# [OBJECTIVE]
Repeat the records below exactly, leaving out every picture.

# [RAW DATA]
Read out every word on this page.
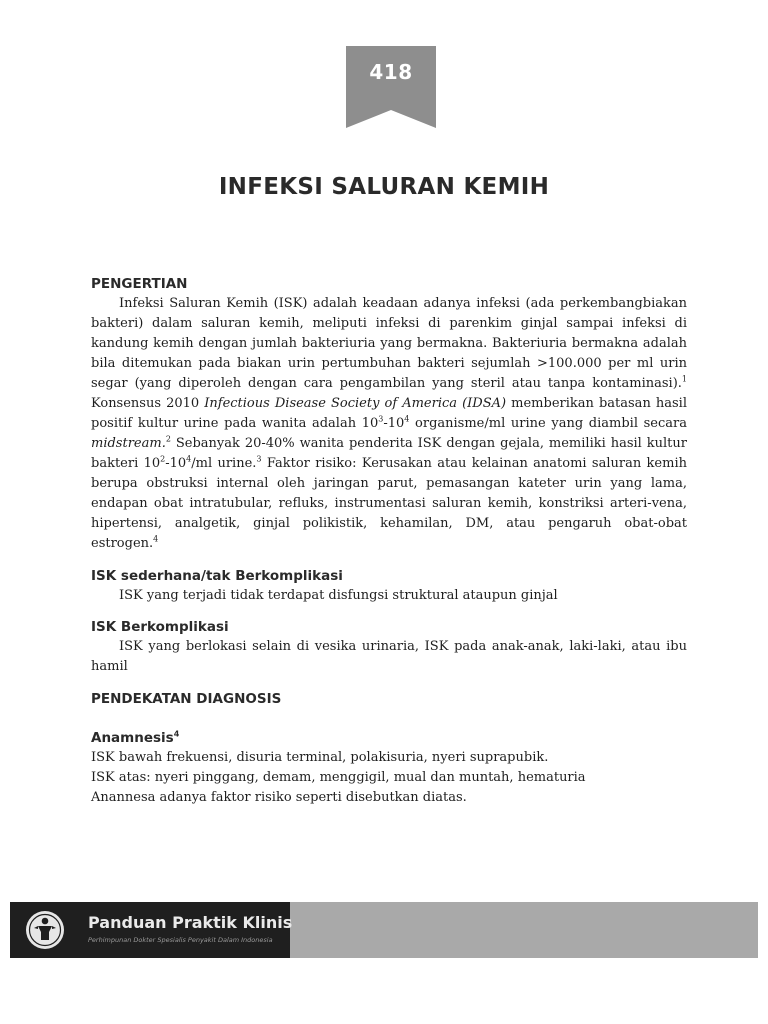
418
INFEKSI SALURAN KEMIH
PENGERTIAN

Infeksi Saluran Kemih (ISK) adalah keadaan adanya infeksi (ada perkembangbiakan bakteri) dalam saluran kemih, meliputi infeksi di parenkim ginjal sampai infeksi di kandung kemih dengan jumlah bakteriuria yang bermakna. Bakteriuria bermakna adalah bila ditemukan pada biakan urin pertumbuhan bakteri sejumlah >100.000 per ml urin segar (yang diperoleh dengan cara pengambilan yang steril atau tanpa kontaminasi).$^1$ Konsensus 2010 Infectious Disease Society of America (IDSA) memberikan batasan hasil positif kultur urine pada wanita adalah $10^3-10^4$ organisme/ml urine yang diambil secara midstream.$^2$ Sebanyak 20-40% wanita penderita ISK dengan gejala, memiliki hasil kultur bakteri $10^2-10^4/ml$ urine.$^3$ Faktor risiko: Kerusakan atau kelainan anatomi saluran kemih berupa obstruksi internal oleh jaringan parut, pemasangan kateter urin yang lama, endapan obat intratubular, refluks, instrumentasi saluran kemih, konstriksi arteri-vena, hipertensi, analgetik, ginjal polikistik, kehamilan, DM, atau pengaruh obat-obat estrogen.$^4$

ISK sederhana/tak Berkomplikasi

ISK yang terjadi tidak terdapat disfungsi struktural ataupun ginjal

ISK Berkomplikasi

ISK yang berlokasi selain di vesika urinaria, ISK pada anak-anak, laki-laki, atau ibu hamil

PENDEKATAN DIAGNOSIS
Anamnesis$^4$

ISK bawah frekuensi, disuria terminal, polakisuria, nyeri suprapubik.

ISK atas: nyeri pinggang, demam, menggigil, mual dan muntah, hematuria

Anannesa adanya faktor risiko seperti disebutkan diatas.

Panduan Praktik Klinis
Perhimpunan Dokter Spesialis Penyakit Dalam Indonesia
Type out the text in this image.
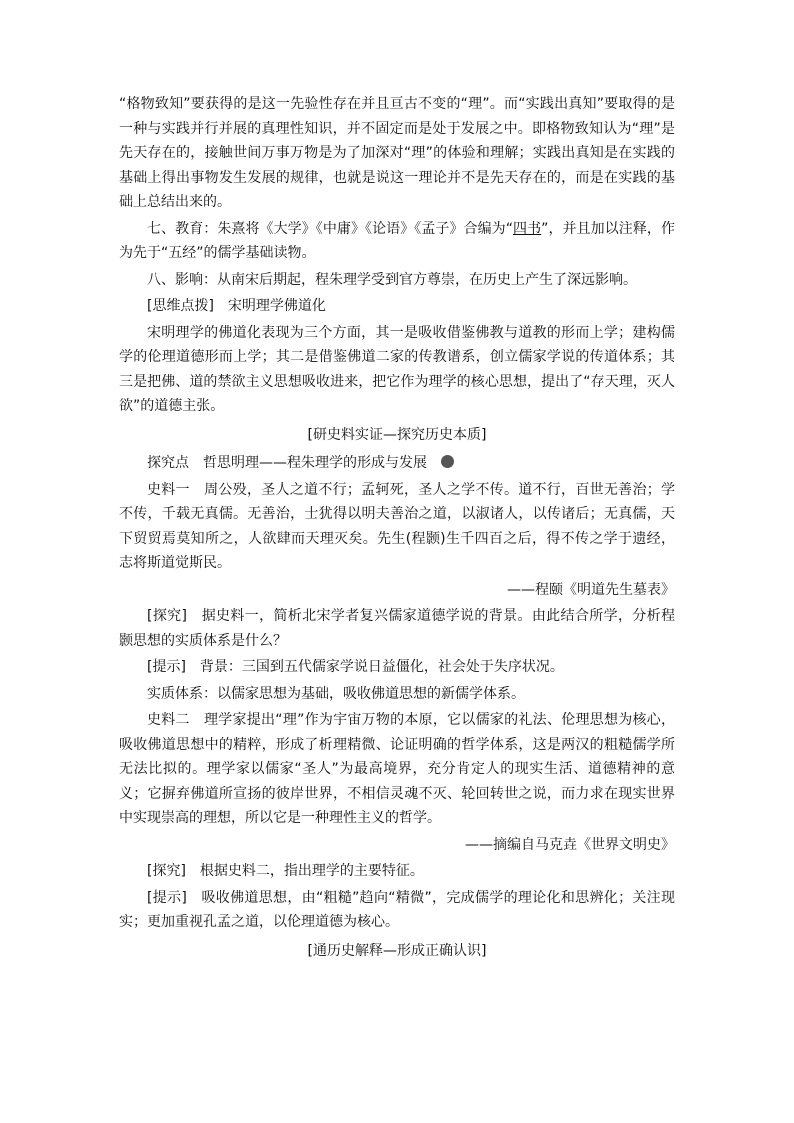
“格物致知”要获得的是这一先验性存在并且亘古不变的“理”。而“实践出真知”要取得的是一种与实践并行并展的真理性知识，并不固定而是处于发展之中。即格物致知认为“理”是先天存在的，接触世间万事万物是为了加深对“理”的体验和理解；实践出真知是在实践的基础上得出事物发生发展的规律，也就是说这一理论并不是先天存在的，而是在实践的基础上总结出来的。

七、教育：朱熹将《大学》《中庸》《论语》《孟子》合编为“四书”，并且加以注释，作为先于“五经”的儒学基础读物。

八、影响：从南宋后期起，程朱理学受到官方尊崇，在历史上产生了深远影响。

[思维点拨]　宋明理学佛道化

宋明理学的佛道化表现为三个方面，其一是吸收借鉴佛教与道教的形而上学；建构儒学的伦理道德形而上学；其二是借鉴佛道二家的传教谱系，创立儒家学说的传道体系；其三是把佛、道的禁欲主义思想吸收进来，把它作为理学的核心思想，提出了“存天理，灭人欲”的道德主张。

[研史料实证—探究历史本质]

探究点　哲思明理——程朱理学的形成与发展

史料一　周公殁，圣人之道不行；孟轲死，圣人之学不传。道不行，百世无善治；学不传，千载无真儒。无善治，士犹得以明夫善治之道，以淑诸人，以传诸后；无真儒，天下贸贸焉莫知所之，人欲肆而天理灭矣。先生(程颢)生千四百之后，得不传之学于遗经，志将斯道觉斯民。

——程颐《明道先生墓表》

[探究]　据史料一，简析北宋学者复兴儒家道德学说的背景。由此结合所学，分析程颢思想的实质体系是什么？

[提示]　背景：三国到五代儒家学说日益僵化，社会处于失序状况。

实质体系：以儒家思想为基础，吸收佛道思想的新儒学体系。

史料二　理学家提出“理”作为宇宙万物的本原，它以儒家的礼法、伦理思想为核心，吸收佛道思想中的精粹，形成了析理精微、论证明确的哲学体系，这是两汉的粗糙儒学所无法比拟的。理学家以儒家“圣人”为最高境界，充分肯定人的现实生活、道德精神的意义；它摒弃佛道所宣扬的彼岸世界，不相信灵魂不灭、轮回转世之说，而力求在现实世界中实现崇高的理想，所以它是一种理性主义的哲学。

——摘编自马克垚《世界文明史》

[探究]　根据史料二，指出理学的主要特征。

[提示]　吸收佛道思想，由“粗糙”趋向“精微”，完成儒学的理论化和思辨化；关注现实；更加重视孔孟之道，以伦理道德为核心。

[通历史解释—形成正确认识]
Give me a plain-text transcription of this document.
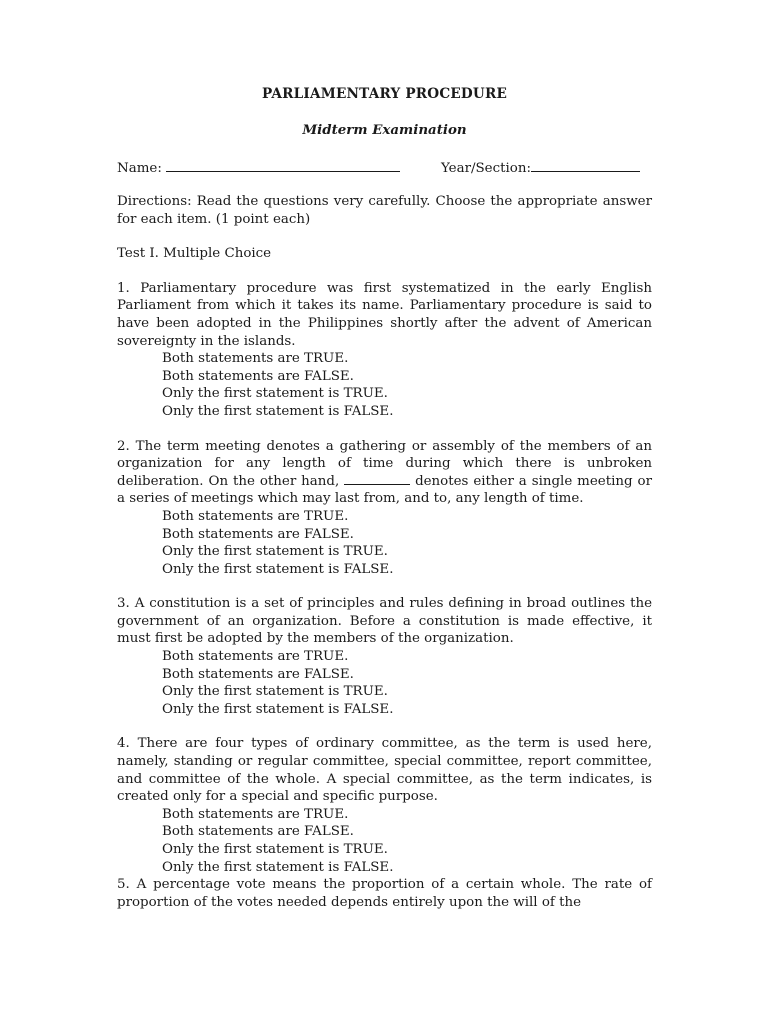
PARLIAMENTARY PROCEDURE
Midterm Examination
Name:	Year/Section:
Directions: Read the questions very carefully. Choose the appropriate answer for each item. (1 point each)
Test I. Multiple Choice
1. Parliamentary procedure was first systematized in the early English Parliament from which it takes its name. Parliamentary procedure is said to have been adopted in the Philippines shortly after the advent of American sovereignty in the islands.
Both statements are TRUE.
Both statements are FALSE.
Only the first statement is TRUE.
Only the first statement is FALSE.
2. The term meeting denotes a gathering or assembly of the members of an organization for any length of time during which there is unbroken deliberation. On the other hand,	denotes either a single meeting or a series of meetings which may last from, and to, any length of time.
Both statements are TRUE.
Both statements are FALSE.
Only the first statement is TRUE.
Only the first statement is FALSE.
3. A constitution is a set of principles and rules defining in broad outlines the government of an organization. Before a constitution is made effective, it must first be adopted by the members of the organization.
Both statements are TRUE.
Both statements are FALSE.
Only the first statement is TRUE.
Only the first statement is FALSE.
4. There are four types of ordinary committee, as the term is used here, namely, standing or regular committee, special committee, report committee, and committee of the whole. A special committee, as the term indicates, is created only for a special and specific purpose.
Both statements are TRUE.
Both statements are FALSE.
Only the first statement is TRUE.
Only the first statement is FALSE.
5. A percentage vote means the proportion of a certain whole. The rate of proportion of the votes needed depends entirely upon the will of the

# [TASK RESULT]
Read out every word on this page.
418
INFEKSI SALURAN KEMIH
PENGERTIAN

Infeksi Saluran Kemih (ISK) adalah keadaan adanya infeksi (ada perkembangbiakan bakteri) dalam saluran kemih, meliputi infeksi di parenkim ginjal sampai infeksi di kandung kemih dengan jumlah bakteriuria yang bermakna. Bakteriuria bermakna adalah bila ditemukan pada biakan urin pertumbuhan bakteri sejumlah >100.000 per ml urin segar (yang diperoleh dengan cara pengambilan yang steril atau tanpa kontaminasi).$^1$ Konsensus 2010 Infectious Disease Society of America (IDSA) memberikan batasan hasil positif kultur urine pada wanita adalah $10^3-10^4$ organisme/ml urine yang diambil secara midstream.$^2$ Sebanyak 20-40% wanita penderita ISK dengan gejala, memiliki hasil kultur bakteri $10^2-10^4/ml$ urine.$^3$ Faktor risiko: Kerusakan atau kelainan anatomi saluran kemih berupa obstruksi internal oleh jaringan parut, pemasangan kateter urin yang lama, endapan obat intratubular, refluks, instrumentasi saluran kemih, konstriksi arteri-vena, hipertensi, analgetik, ginjal polikistik, kehamilan, DM, atau pengaruh obat-obat estrogen.$^4$

ISK sederhana/tak Berkomplikasi

ISK yang terjadi tidak terdapat disfungsi struktural ataupun ginjal

ISK Berkomplikasi

ISK yang berlokasi selain di vesika urinaria, ISK pada anak-anak, laki-laki, atau ibu hamil

PENDEKATAN DIAGNOSIS
Anamnesis$^4$

ISK bawah frekuensi, disuria terminal, polakisuria, nyeri suprapubik.

ISK atas: nyeri pinggang, demam, menggigil, mual dan muntah, hematuria

Anannesa adanya faktor risiko seperti disebutkan diatas.

Panduan Praktik Klinis
Perhimpunan Dokter Spesialis Penyakit Dalam Indonesia
Type out the text in this image.
“格物致知”要获得的是这一先验性存在并且亘古不变的“理”。而“实践出真知”要取得的是一种与实践并行并展的真理性知识，并不固定而是处于发展之中。即格物致知认为“理”是先天存在的，接触世间万事万物是为了加深对“理”的体验和理解；实践出真知是在实践的基础上得出事物发生发展的规律，也就是说这一理论并不是先天存在的，而是在实践的基础上总结出来的。

七、教育：朱熹将《大学》《中庸》《论语》《孟子》合编为“四书”，并且加以注释，作为先于“五经”的儒学基础读物。

八、影响：从南宋后期起，程朱理学受到官方尊崇，在历史上产生了深远影响。

[思维点拨]　宋明理学佛道化

宋明理学的佛道化表现为三个方面，其一是吸收借鉴佛教与道教的形而上学；建构儒学的伦理道德形而上学；其二是借鉴佛道二家的传教谱系，创立儒家学说的传道体系；其三是把佛、道的禁欲主义思想吸收进来，把它作为理学的核心思想，提出了“存天理，灭人欲”的道德主张。

[研史料实证—探究历史本质]

探究点　哲思明理——程朱理学的形成与发展

史料一　周公殁，圣人之道不行；孟轲死，圣人之学不传。道不行，百世无善治；学不传，千载无真儒。无善治，士犹得以明夫善治之道，以淑诸人，以传诸后；无真儒，天下贸贸焉莫知所之，人欲肆而天理灭矣。先生(程颢)生千四百之后，得不传之学于遗经，志将斯道觉斯民。

——程颐《明道先生墓表》

[探究]　据史料一，简析北宋学者复兴儒家道德学说的背景。由此结合所学，分析程颢思想的实质体系是什么？

[提示]　背景：三国到五代儒家学说日益僵化，社会处于失序状况。

实质体系：以儒家思想为基础，吸收佛道思想的新儒学体系。

史料二　理学家提出“理”作为宇宙万物的本原，它以儒家的礼法、伦理思想为核心，吸收佛道思想中的精粹，形成了析理精微、论证明确的哲学体系，这是两汉的粗糙儒学所无法比拟的。理学家以儒家“圣人”为最高境界，充分肯定人的现实生活、道德精神的意义；它摒弃佛道所宣扬的彼岸世界，不相信灵魂不灭、轮回转世之说，而力求在现实世界中实现崇高的理想，所以它是一种理性主义的哲学。

——摘编自马克垚《世界文明史》

[探究]　根据史料二，指出理学的主要特征。

[提示]　吸收佛道思想，由“粗糙”趋向“精微”，完成儒学的理论化和思辨化；关注现实；更加重视孔孟之道，以伦理道德为核心。

[通历史解释—形成正确认识]
Give me a plain-text transcription of this document.
PARLIAMENTARY PROCEDURE
Midterm Examination
Name:	Year/Section:
Directions: Read the questions very carefully. Choose the appropriate answer for each item. (1 point each)
Test I. Multiple Choice
1. Parliamentary procedure was first systematized in the early English Parliament from which it takes its name. Parliamentary procedure is said to have been adopted in the Philippines shortly after the advent of American sovereignty in the islands.
Both statements are TRUE.
Both statements are FALSE.
Only the first statement is TRUE.
Only the first statement is FALSE.
2. The term meeting denotes a gathering or assembly of the members of an organization for any length of time during which there is unbroken deliberation. On the other hand,	denotes either a single meeting or a series of meetings which may last from, and to, any length of time.
Both statements are TRUE.
Both statements are FALSE.
Only the first statement is TRUE.
Only the first statement is FALSE.
3. A constitution is a set of principles and rules defining in broad outlines the government of an organization. Before a constitution is made effective, it must first be adopted by the members of the organization.
Both statements are TRUE.
Both statements are FALSE.
Only the first statement is TRUE.
Only the first statement is FALSE.
4. There are four types of ordinary committee, as the term is used here, namely, standing or regular committee, special committee, report committee, and committee of the whole. A special committee, as the term indicates, is created only for a special and specific purpose.
Both statements are TRUE.
Both statements are FALSE.
Only the first statement is TRUE.
Only the first statement is FALSE.
5. A percentage vote means the proportion of a certain whole. The rate of proportion of the votes needed depends entirely upon the will of the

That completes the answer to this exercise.